▸ **Exercise directions**
Write out the part of the text below about Craig T. Nelson and "Coach" word for word, starting with "Coach Hayden Fox" and going on through "where he coaches.".

▸ **Text under study**
============

Coach Hayden Fox can call the plays on the football field, but when he's dealing with a college-age daughter in an era of social change he's not even sure who's carrying the ball.
Craig T. Nelson, the man who plays Fox on the ABC sitcom "Coach" (Wednesdays at 8 p.m. on Ch. 4), is a considerably more complicated fellow, but he knows what his character is going through. He has kids himself."He's an anachronism," Nelson said of Hayden in an interview. "He doesn't fit in the time he's living in. I'm not sure if he was born too early or born too late, but he just doesn't understand. So he becomes the biggest liar in the world and tells everybody what they want to hear, and he's always getting caught at it."
One of the major things he does not understand is his 18-year-old daughter, Kelly, whom he hadn't seen in 16 years - until she turns up as a freshman at the college where he coaches.

============

▸ **Record excerpts**

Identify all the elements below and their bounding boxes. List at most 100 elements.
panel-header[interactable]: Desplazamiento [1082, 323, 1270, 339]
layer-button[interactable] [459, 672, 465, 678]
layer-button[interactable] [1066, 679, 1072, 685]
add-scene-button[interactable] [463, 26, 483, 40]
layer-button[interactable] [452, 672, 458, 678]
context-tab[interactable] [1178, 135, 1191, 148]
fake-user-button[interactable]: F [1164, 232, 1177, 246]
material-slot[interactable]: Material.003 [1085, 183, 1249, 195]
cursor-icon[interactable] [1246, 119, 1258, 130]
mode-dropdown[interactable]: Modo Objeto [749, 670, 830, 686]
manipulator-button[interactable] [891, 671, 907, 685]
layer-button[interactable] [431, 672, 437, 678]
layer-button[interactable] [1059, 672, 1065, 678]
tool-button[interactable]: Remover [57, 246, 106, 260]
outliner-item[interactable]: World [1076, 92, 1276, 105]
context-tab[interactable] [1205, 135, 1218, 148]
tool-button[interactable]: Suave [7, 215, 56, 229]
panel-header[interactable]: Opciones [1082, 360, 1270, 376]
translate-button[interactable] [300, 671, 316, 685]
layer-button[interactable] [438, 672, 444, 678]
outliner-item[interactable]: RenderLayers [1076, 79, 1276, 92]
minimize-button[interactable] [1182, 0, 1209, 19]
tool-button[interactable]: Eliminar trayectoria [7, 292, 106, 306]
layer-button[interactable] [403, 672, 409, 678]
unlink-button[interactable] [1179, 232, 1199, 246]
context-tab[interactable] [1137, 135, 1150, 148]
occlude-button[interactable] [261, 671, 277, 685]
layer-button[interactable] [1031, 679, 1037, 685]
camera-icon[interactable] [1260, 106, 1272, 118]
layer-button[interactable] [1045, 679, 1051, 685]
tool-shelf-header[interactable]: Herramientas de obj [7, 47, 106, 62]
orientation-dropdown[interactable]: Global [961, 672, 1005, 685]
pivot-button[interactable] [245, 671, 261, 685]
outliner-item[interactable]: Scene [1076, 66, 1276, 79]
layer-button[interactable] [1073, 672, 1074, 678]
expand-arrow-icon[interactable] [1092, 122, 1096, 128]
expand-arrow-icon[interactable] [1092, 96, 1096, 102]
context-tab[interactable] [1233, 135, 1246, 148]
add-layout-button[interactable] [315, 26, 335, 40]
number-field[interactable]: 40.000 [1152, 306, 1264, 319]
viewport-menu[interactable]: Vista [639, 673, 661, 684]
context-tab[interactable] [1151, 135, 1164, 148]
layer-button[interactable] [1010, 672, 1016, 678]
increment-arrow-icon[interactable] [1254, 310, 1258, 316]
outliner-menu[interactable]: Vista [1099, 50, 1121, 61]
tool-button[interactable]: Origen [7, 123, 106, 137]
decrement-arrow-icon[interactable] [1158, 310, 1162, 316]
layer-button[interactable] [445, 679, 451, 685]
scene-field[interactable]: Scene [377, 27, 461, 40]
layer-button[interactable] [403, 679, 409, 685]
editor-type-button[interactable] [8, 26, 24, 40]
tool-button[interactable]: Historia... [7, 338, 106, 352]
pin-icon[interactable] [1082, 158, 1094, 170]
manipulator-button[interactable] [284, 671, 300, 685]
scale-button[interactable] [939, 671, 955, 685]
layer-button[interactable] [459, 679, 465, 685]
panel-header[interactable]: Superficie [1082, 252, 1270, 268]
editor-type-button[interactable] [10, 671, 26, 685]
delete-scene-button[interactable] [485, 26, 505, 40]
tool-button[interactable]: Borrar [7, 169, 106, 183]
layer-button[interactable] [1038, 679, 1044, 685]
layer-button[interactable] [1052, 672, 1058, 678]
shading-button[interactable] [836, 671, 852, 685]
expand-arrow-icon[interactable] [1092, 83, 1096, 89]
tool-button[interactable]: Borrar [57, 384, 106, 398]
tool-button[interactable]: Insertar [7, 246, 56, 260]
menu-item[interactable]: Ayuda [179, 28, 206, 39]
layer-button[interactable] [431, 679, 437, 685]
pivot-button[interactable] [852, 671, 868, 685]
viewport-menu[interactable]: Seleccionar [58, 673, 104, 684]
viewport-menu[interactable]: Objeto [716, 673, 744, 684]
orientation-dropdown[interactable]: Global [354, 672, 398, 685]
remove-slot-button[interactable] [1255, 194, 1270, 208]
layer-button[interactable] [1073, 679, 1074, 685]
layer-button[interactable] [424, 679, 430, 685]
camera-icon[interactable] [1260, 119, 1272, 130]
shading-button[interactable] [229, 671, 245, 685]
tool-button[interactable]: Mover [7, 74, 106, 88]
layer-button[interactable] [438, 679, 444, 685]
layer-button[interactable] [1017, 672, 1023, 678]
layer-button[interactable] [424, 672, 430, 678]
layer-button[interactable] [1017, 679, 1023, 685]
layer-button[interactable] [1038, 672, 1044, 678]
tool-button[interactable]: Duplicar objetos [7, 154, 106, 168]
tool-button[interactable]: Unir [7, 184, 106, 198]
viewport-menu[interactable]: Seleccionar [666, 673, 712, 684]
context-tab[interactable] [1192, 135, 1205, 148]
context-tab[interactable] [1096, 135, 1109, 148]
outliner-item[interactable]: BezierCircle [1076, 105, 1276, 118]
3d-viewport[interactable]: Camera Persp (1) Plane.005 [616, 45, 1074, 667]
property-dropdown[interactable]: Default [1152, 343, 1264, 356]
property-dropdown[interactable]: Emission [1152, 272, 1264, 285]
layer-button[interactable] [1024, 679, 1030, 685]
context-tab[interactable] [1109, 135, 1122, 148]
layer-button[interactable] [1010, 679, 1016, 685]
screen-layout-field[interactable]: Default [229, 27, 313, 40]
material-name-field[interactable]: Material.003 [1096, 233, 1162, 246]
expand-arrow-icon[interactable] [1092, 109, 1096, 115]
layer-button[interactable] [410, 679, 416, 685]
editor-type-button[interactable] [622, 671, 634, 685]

============

▸ **Response**
Coach Hayden Fox can call the plays on the football field, but when he's dealing with a college-age daughter in an era of social change he's not even sure who's carrying the ball.
Craig T. Nelson, the man who plays Fox on the ABC sitcom "Coach" (Wednesdays at 8 p.m. on Ch. 4), is a considerably more complicated fellow, but he knows what his character is going through. He has kids himself."He's an anachronism," Nelson said of Hayden in an interview. "He doesn't fit in the time he's living in. I'm not sure if he was born too early or born too late, but he just doesn't understand. So he becomes the biggest liar in the world and tells everybody what they want to hear, and he's always getting caught at it."
One of the major things he does not understand is his 18-year-old daughter, Kelly, whom he hadn't seen in 16 years - until she turns up as a freshman at the college where he coaches.